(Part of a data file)
>>>
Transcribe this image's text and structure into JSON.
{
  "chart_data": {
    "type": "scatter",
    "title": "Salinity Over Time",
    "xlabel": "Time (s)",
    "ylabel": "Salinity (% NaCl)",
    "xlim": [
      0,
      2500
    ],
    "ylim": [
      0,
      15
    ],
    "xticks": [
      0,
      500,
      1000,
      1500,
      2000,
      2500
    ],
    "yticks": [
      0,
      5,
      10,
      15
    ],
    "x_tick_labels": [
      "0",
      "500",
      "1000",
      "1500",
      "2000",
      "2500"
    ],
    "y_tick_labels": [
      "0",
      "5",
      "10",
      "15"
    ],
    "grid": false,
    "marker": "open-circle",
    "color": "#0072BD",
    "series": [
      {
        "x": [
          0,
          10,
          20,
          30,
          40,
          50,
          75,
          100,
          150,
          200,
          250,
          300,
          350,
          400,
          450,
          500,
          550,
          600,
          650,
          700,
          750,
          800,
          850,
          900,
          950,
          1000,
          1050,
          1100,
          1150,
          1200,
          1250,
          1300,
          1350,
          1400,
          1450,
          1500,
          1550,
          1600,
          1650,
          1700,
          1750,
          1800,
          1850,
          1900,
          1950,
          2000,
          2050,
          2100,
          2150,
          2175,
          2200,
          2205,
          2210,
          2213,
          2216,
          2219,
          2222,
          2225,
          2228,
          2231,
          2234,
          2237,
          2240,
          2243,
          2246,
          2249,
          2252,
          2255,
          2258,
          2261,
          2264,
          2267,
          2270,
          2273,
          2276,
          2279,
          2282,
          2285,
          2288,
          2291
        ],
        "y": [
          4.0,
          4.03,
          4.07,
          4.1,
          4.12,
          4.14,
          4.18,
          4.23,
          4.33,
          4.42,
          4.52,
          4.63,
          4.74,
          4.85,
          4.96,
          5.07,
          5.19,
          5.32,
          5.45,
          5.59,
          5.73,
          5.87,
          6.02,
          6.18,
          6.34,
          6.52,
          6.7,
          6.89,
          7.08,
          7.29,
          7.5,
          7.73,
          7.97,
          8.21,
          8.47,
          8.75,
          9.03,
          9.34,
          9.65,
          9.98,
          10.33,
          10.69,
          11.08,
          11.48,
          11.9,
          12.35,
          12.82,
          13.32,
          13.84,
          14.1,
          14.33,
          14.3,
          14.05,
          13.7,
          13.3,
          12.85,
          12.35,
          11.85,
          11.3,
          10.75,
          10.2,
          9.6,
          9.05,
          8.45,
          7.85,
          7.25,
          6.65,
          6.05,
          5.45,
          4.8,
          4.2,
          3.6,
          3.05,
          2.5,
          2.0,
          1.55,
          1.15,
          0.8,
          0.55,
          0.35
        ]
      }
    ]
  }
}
<<<
#### PROMPT
Show each line holding the word "Time".

#### EXERCISE OUTPUT
    "title": "Salinity Over Time",
    "xlabel": "Time (s)",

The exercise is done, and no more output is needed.